Data entries

◆ ◆ ◆ ◆ ◆ ◆ ◆

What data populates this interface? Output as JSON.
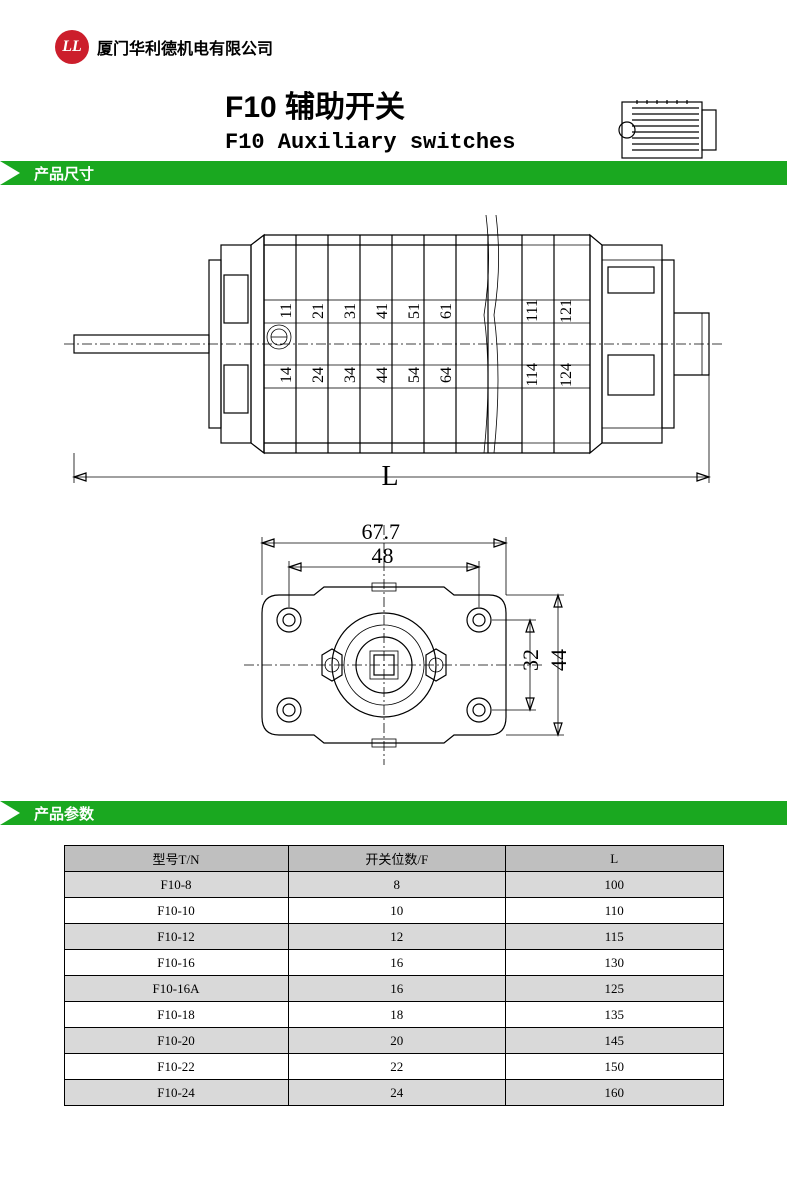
{
  "header": {
    "logo_text": "LL",
    "company": "厦门华利德机电有限公司"
  },
  "title": {
    "cn": "F10 辅助开关",
    "en": "F10 Auxiliary switches"
  },
  "sections": {
    "dimensions": "产品尺寸",
    "parameters": "产品参数"
  },
  "side_view": {
    "top_numbers": [
      "11",
      "21",
      "31",
      "41",
      "51",
      "61",
      "111",
      "121"
    ],
    "bottom_numbers": [
      "14",
      "24",
      "34",
      "44",
      "54",
      "64",
      "114",
      "124"
    ],
    "length_label": "L"
  },
  "front_view": {
    "dim_top_outer": "67.7",
    "dim_top_inner": "48",
    "dim_right_inner": "32",
    "dim_right_outer": "44"
  },
  "table": {
    "headers": [
      "型号T/N",
      "开关位数/F",
      "L"
    ],
    "rows": [
      {
        "model": "F10-8",
        "positions": "8",
        "L": "100",
        "shade": true
      },
      {
        "model": "F10-10",
        "positions": "10",
        "L": "110",
        "shade": false
      },
      {
        "model": "F10-12",
        "positions": "12",
        "L": "115",
        "shade": true
      },
      {
        "model": "F10-16",
        "positions": "16",
        "L": "130",
        "shade": false
      },
      {
        "model": "F10-16A",
        "positions": "16",
        "L": "125",
        "shade": true
      },
      {
        "model": "F10-18",
        "positions": "18",
        "L": "135",
        "shade": false
      },
      {
        "model": "F10-20",
        "positions": "20",
        "L": "145",
        "shade": true
      },
      {
        "model": "F10-22",
        "positions": "22",
        "L": "150",
        "shade": false
      },
      {
        "model": "F10-24",
        "positions": "24",
        "L": "160",
        "shade": true
      }
    ],
    "col_widths": [
      "34%",
      "33%",
      "33%"
    ]
  },
  "colors": {
    "brand_red": "#cc1e2c",
    "section_green": "#1aa820",
    "table_header_bg": "#bfbfbf",
    "table_shade_bg": "#d9d9d9",
    "text": "#000000",
    "background": "#ffffff"
  }
}
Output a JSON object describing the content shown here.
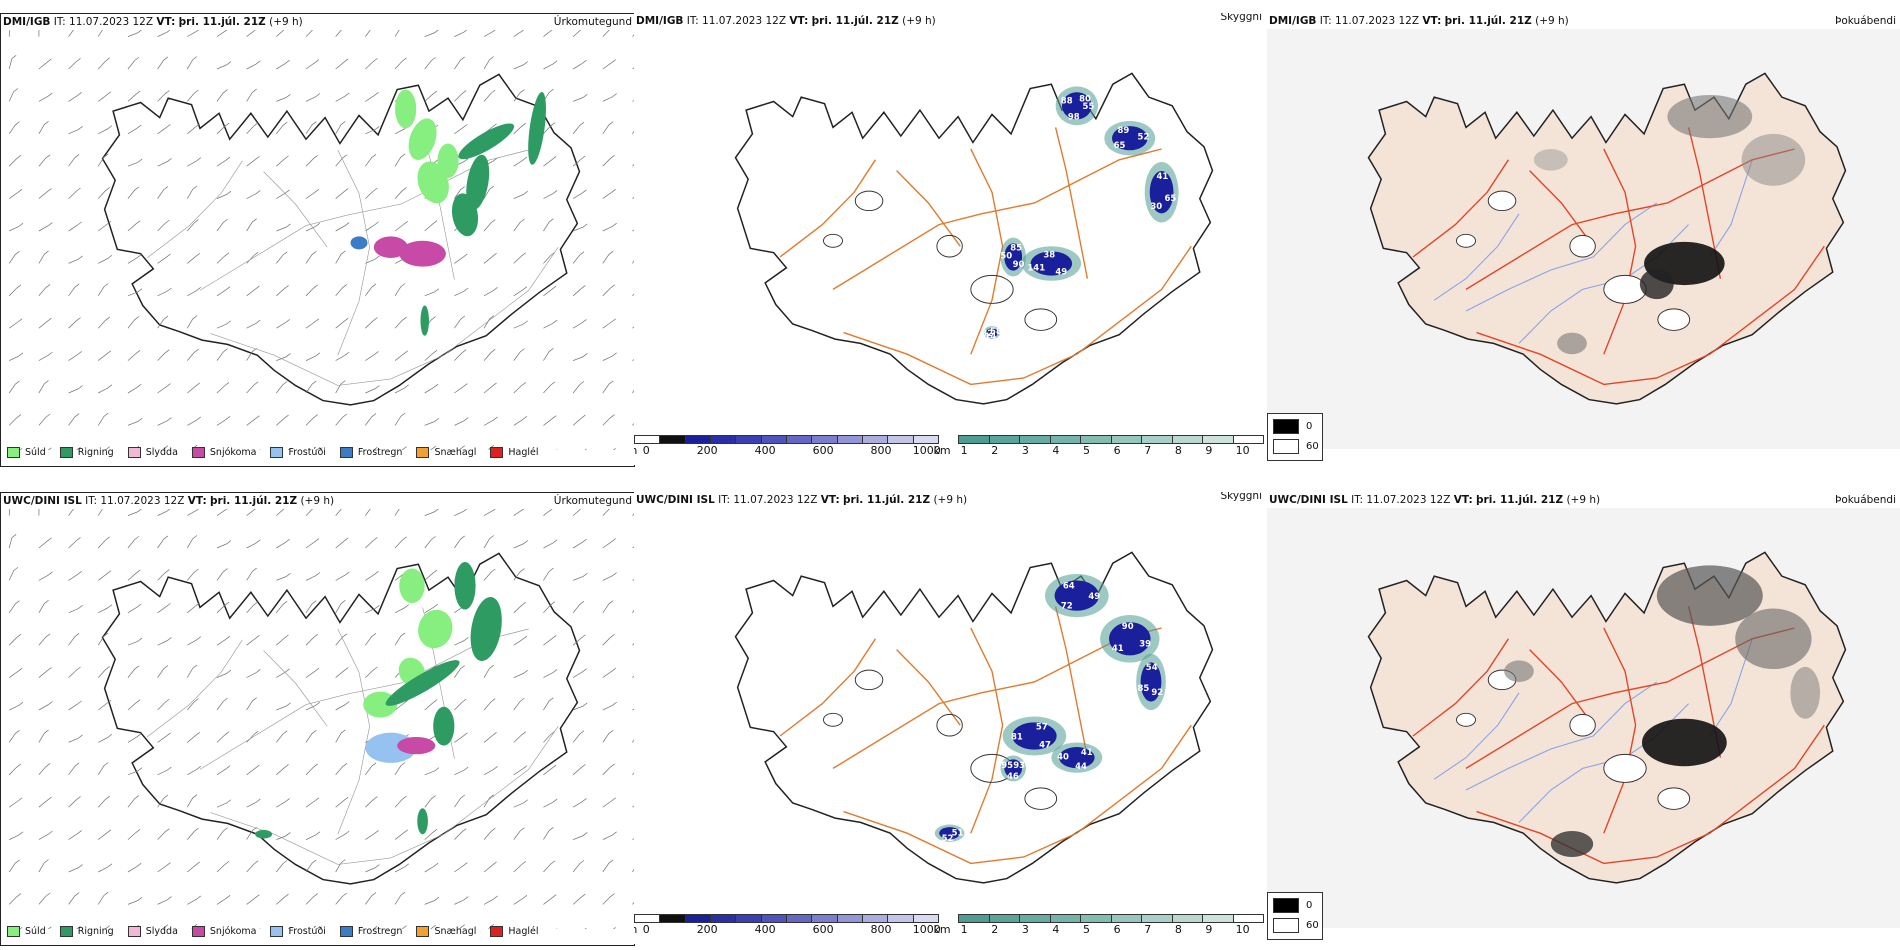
{
  "colors": {
    "sea": "#ffffff",
    "coast": "#222222",
    "land_fog": "#f4e3d7",
    "roads": "#e07a2c",
    "rivers": "#8aa3e8",
    "fog_roads": "#e2452a",
    "drizzle": "#86ef80",
    "rain": "#2e9c62",
    "sleet": "#f2b8d6",
    "snow": "#c64aa6",
    "freezing_drizzle": "#96c2f2",
    "freezing_rain": "#3a7cc6",
    "snow_pellets": "#f2a030",
    "hail": "#e02020",
    "cloud_base_low": "#1a1f9c",
    "visibility_low": "#4e9c92"
  },
  "panels": [
    {
      "model": "DMI/IGB",
      "it_label": "IT:",
      "it_value": "11.07.2023 12Z",
      "vt_label": "VT:",
      "vt_value": "þri. 11.júl. 21Z",
      "lead": "(+9 h)",
      "field": "Úrkomutegund"
    },
    {
      "model": "DMI/IGB",
      "it_label": "IT:",
      "it_value": "11.07.2023 12Z",
      "vt_label": "VT:",
      "vt_value": "þri. 11.júl. 21Z",
      "lead": "(+9 h)",
      "field": "Skyggni"
    },
    {
      "model": "DMI/IGB",
      "it_label": "IT:",
      "it_value": "11.07.2023 12Z",
      "vt_label": "VT:",
      "vt_value": "þri. 11.júl. 21Z",
      "lead": "(+9 h)",
      "field": "Þokuábendi"
    },
    {
      "model": "UWC/DINI ISL",
      "it_label": "IT:",
      "it_value": "11.07.2023 12Z",
      "vt_label": "VT:",
      "vt_value": "þri. 11.júl. 21Z",
      "lead": "(+9 h)",
      "field": "Úrkomutegund"
    },
    {
      "model": "UWC/DINI ISL",
      "it_label": "IT:",
      "it_value": "11.07.2023 12Z",
      "vt_label": "VT:",
      "vt_value": "þri. 11.júl. 21Z",
      "lead": "(+9 h)",
      "field": "Skyggni"
    },
    {
      "model": "UWC/DINI ISL",
      "it_label": "IT:",
      "it_value": "11.07.2023 12Z",
      "vt_label": "VT:",
      "vt_value": "þri. 11.júl. 21Z",
      "lead": "(+9 h)",
      "field": "Þokuábendi"
    }
  ],
  "precip_legend": [
    "Súld",
    "Rigning",
    "Slydda",
    "Snjókoma",
    "Frostúði",
    "Frostregn",
    "Snæhagl",
    "Haglél"
  ],
  "cloud_base_bar": {
    "unit": "m",
    "ticks": [
      "0",
      "200",
      "400",
      "600",
      "800",
      "1000"
    ]
  },
  "visibility_bar": {
    "unit": "km",
    "ticks": [
      "1",
      "2",
      "3",
      "4",
      "5",
      "6",
      "7",
      "8",
      "9",
      "10"
    ]
  },
  "fog_legend": [
    "0",
    "60"
  ],
  "cloud_base_labels_top": [
    "55",
    "65",
    "41",
    "49",
    "50",
    "58",
    "98",
    "89",
    "65",
    "141",
    "85",
    "142",
    "88",
    "52",
    "30",
    "38",
    "90",
    "32",
    "80"
  ],
  "cloud_base_labels_bottom": [
    "49",
    "41",
    "54",
    "47",
    "40",
    "93",
    "52",
    "64",
    "39",
    "85",
    "57",
    "44",
    "95",
    "51",
    "72",
    "90",
    "92",
    "81",
    "41",
    "46"
  ]
}
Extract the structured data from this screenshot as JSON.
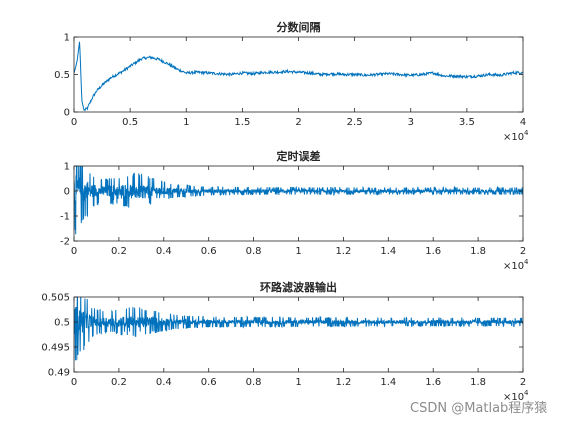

◆ ◆ ◆ ◆ ◆ ◆ ◆

Leave out the pictures and repeat everything else in the records exactly.

What data populates this interface? Output as JSON.
{
  "header": {
    "logo_text": "LL",
    "company": "厦门华利德机电有限公司"
  },
  "title": {
    "cn": "F10 辅助开关",
    "en": "F10 Auxiliary switches"
  },
  "sections": {
    "dimensions": "产品尺寸",
    "parameters": "产品参数"
  },
  "side_view": {
    "top_numbers": [
      "11",
      "21",
      "31",
      "41",
      "51",
      "61",
      "111",
      "121"
    ],
    "bottom_numbers": [
      "14",
      "24",
      "34",
      "44",
      "54",
      "64",
      "114",
      "124"
    ],
    "length_label": "L"
  },
  "front_view": {
    "dim_top_outer": "67.7",
    "dim_top_inner": "48",
    "dim_right_inner": "32",
    "dim_right_outer": "44"
  },
  "table": {
    "headers": [
      "型号T/N",
      "开关位数/F",
      "L"
    ],
    "rows": [
      {
        "model": "F10-8",
        "positions": "8",
        "L": "100",
        "shade": true
      },
      {
        "model": "F10-10",
        "positions": "10",
        "L": "110",
        "shade": false
      },
      {
        "model": "F10-12",
        "positions": "12",
        "L": "115",
        "shade": true
      },
      {
        "model": "F10-16",
        "positions": "16",
        "L": "130",
        "shade": false
      },
      {
        "model": "F10-16A",
        "positions": "16",
        "L": "125",
        "shade": true
      },
      {
        "model": "F10-18",
        "positions": "18",
        "L": "135",
        "shade": false
      },
      {
        "model": "F10-20",
        "positions": "20",
        "L": "145",
        "shade": true
      },
      {
        "model": "F10-22",
        "positions": "22",
        "L": "150",
        "shade": false
      },
      {
        "model": "F10-24",
        "positions": "24",
        "L": "160",
        "shade": true
      }
    ],
    "col_widths": [
      "34%",
      "33%",
      "33%"
    ]
  },
  "colors": {
    "brand_red": "#cc1e2c",
    "section_green": "#1aa820",
    "table_header_bg": "#bfbfbf",
    "table_shade_bg": "#d9d9d9",
    "text": "#000000",
    "background": "#ffffff"
  }
}
Output a JSON object describing the content shown here.
{
  "colors": {
    "sea": "#ffffff",
    "coast": "#222222",
    "land_fog": "#f4e3d7",
    "roads": "#e07a2c",
    "rivers": "#8aa3e8",
    "fog_roads": "#e2452a",
    "drizzle": "#86ef80",
    "rain": "#2e9c62",
    "sleet": "#f2b8d6",
    "snow": "#c64aa6",
    "freezing_drizzle": "#96c2f2",
    "freezing_rain": "#3a7cc6",
    "snow_pellets": "#f2a030",
    "hail": "#e02020",
    "cloud_base_low": "#1a1f9c",
    "visibility_low": "#4e9c92"
  },
  "panels": [
    {
      "model": "DMI/IGB",
      "it_label": "IT:",
      "it_value": "11.07.2023 12Z",
      "vt_label": "VT:",
      "vt_value": "þri. 11.júl. 21Z",
      "lead": "(+9 h)",
      "field": "Úrkomutegund"
    },
    {
      "model": "DMI/IGB",
      "it_label": "IT:",
      "it_value": "11.07.2023 12Z",
      "vt_label": "VT:",
      "vt_value": "þri. 11.júl. 21Z",
      "lead": "(+9 h)",
      "field": "Skyggni"
    },
    {
      "model": "DMI/IGB",
      "it_label": "IT:",
      "it_value": "11.07.2023 12Z",
      "vt_label": "VT:",
      "vt_value": "þri. 11.júl. 21Z",
      "lead": "(+9 h)",
      "field": "Þokuábendi"
    },
    {
      "model": "UWC/DINI ISL",
      "it_label": "IT:",
      "it_value": "11.07.2023 12Z",
      "vt_label": "VT:",
      "vt_value": "þri. 11.júl. 21Z",
      "lead": "(+9 h)",
      "field": "Úrkomutegund"
    },
    {
      "model": "UWC/DINI ISL",
      "it_label": "IT:",
      "it_value": "11.07.2023 12Z",
      "vt_label": "VT:",
      "vt_value": "þri. 11.júl. 21Z",
      "lead": "(+9 h)",
      "field": "Skyggni"
    },
    {
      "model": "UWC/DINI ISL",
      "it_label": "IT:",
      "it_value": "11.07.2023 12Z",
      "vt_label": "VT:",
      "vt_value": "þri. 11.júl. 21Z",
      "lead": "(+9 h)",
      "field": "Þokuábendi"
    }
  ],
  "precip_legend": [
    "Súld",
    "Rigning",
    "Slydda",
    "Snjókoma",
    "Frostúði",
    "Frostregn",
    "Snæhagl",
    "Haglél"
  ],
  "cloud_base_bar": {
    "unit": "m",
    "ticks": [
      "0",
      "200",
      "400",
      "600",
      "800",
      "1000"
    ]
  },
  "visibility_bar": {
    "unit": "km",
    "ticks": [
      "1",
      "2",
      "3",
      "4",
      "5",
      "6",
      "7",
      "8",
      "9",
      "10"
    ]
  },
  "fog_legend": [
    "0",
    "60"
  ],
  "cloud_base_labels_top": [
    "55",
    "65",
    "41",
    "49",
    "50",
    "58",
    "98",
    "89",
    "65",
    "141",
    "85",
    "142",
    "88",
    "52",
    "30",
    "38",
    "90",
    "32",
    "80"
  ],
  "cloud_base_labels_bottom": [
    "49",
    "41",
    "54",
    "47",
    "40",
    "93",
    "52",
    "64",
    "39",
    "85",
    "57",
    "44",
    "95",
    "51",
    "72",
    "90",
    "92",
    "81",
    "41",
    "46"
  ]
}
Extract the structured data from this screenshot as JSON.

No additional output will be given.